[Start of The input]

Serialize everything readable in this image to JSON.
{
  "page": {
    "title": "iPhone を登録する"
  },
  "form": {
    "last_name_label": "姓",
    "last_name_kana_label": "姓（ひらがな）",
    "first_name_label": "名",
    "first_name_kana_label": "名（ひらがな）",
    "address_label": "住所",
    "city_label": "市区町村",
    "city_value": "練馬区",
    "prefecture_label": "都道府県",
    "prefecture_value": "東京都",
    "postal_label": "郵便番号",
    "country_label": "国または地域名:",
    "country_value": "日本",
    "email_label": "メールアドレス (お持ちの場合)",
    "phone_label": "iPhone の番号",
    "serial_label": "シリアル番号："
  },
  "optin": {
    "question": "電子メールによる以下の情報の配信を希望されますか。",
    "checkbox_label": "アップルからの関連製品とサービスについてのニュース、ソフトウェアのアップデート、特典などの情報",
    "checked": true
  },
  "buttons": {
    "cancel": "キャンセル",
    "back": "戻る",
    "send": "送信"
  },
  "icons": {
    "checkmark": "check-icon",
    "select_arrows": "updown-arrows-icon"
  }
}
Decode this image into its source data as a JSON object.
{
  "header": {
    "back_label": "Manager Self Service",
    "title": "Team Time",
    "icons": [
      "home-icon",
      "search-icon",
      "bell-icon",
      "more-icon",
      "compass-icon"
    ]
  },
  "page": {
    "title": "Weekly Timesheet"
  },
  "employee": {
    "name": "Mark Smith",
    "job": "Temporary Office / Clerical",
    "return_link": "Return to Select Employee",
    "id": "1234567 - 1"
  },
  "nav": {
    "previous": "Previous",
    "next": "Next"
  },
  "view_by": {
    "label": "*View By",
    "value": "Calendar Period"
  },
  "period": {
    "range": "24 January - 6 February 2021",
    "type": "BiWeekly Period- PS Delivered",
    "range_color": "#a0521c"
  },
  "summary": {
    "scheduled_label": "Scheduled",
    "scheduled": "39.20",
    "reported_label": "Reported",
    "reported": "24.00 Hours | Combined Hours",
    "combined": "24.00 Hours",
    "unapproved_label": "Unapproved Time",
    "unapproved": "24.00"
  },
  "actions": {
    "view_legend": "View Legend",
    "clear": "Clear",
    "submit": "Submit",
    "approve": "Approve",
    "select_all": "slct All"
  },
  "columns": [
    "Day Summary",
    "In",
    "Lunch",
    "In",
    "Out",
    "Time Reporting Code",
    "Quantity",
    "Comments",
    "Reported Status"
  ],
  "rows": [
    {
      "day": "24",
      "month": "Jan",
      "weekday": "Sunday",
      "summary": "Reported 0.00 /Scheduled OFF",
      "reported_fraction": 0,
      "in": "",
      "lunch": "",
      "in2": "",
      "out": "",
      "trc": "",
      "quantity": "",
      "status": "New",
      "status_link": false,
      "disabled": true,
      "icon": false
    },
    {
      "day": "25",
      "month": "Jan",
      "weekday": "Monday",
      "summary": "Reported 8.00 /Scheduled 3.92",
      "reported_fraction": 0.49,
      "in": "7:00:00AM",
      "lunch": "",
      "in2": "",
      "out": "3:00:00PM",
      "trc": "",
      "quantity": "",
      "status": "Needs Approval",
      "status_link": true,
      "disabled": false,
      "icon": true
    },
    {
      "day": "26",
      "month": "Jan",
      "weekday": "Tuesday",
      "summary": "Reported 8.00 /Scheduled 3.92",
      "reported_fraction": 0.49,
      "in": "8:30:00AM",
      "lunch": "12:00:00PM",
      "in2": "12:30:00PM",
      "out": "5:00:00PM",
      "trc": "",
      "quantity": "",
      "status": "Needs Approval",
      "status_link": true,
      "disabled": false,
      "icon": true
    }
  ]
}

[End of The input]
[Start of The input]

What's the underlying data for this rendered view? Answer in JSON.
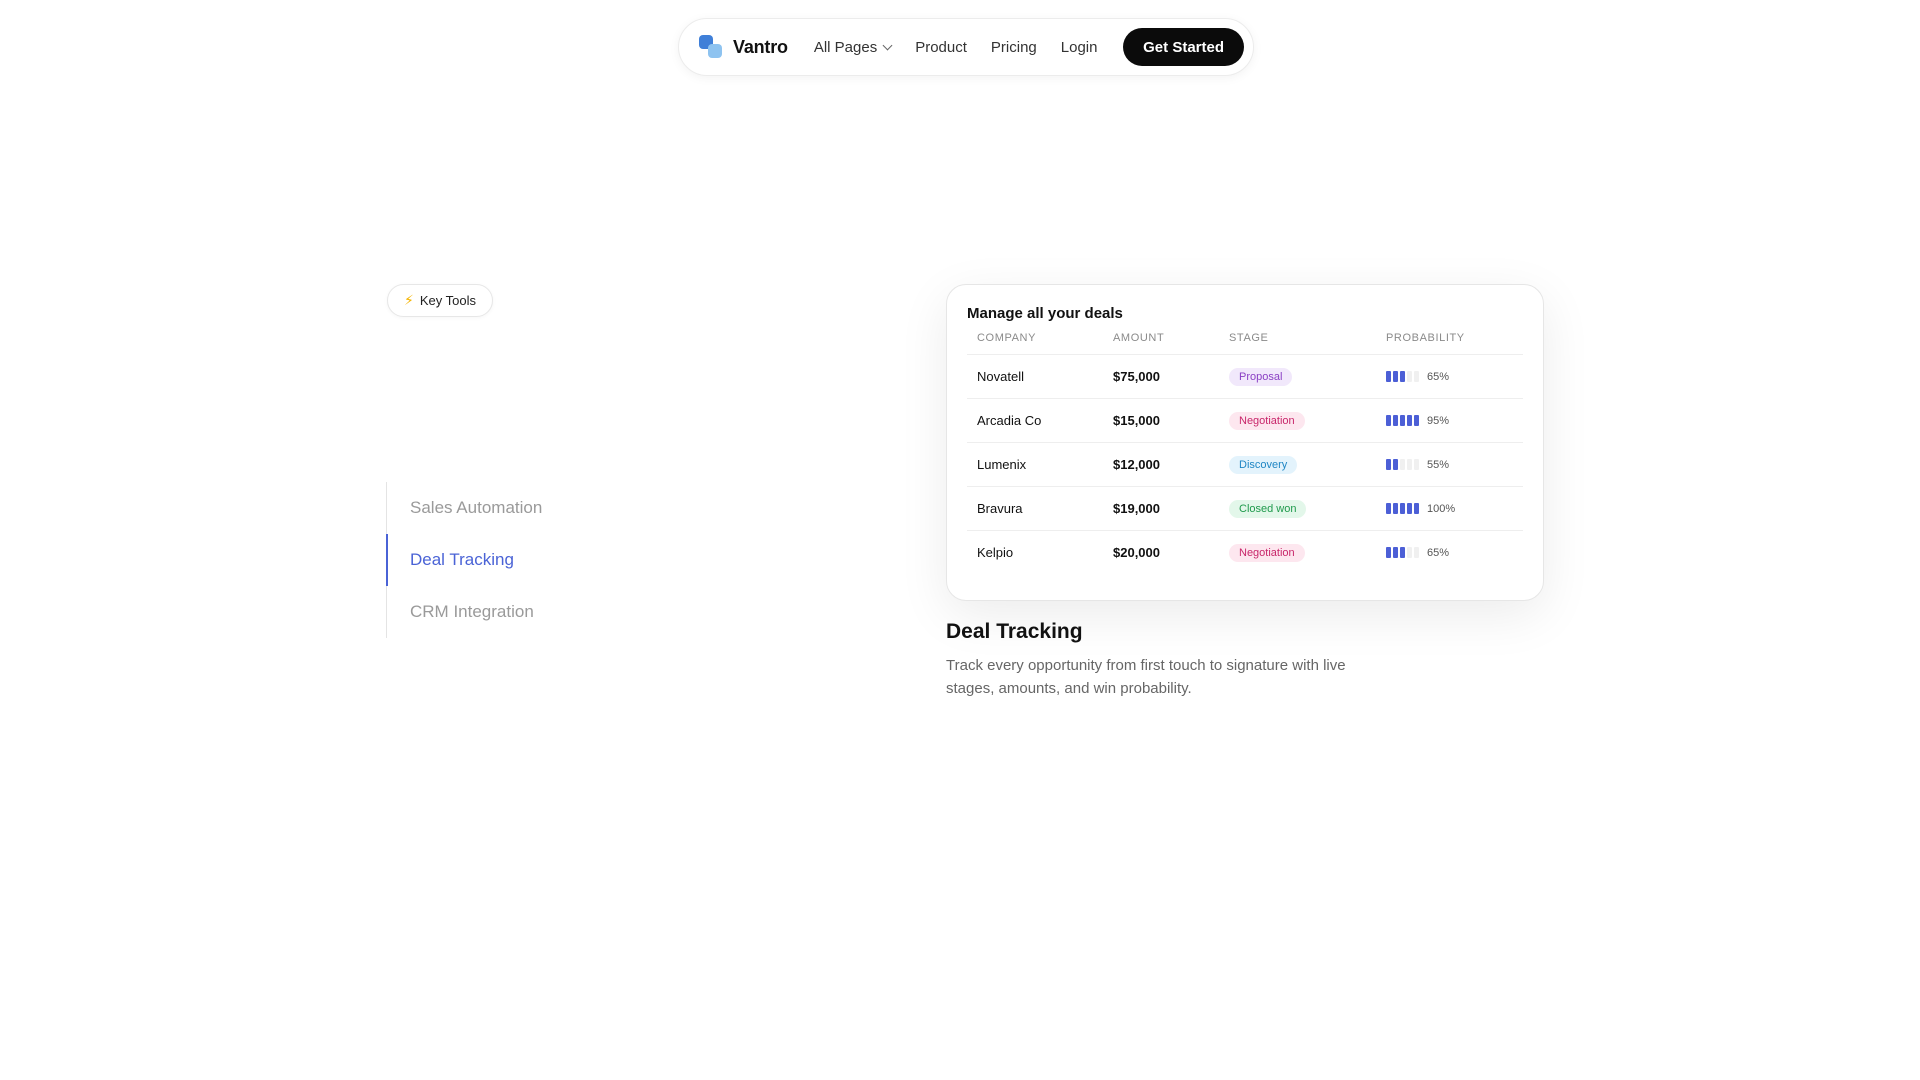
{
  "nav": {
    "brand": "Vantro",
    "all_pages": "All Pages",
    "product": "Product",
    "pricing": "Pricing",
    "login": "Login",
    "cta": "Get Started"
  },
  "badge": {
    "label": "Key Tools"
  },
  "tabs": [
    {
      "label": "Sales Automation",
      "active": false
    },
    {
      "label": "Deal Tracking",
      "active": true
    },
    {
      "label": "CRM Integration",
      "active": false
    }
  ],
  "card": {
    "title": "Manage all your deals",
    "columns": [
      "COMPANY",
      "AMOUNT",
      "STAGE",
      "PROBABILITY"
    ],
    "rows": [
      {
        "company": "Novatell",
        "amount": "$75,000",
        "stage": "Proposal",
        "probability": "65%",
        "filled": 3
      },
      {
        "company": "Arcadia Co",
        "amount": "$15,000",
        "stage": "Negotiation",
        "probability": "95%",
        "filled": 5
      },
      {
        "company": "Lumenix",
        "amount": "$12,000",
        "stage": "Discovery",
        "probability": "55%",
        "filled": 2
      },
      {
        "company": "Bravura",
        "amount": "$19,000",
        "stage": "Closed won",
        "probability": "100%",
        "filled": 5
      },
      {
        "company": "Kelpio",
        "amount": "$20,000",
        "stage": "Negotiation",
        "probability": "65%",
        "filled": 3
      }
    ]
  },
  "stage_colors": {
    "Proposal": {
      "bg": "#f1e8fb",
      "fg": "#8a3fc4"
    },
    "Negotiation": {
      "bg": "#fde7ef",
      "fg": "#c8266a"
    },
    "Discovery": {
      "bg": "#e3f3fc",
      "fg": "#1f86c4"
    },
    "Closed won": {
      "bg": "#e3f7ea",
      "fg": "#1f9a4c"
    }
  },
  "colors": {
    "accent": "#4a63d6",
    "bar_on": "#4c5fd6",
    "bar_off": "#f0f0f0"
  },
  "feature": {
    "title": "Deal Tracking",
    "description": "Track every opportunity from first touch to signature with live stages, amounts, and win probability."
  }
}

[End of The input]

- _What this task involves_
Check each line of the records for the word "iPhone", and show the lines that contain it.

- _Full response_
    "title": "iPhone を登録する"
    "phone_label": "iPhone の番号",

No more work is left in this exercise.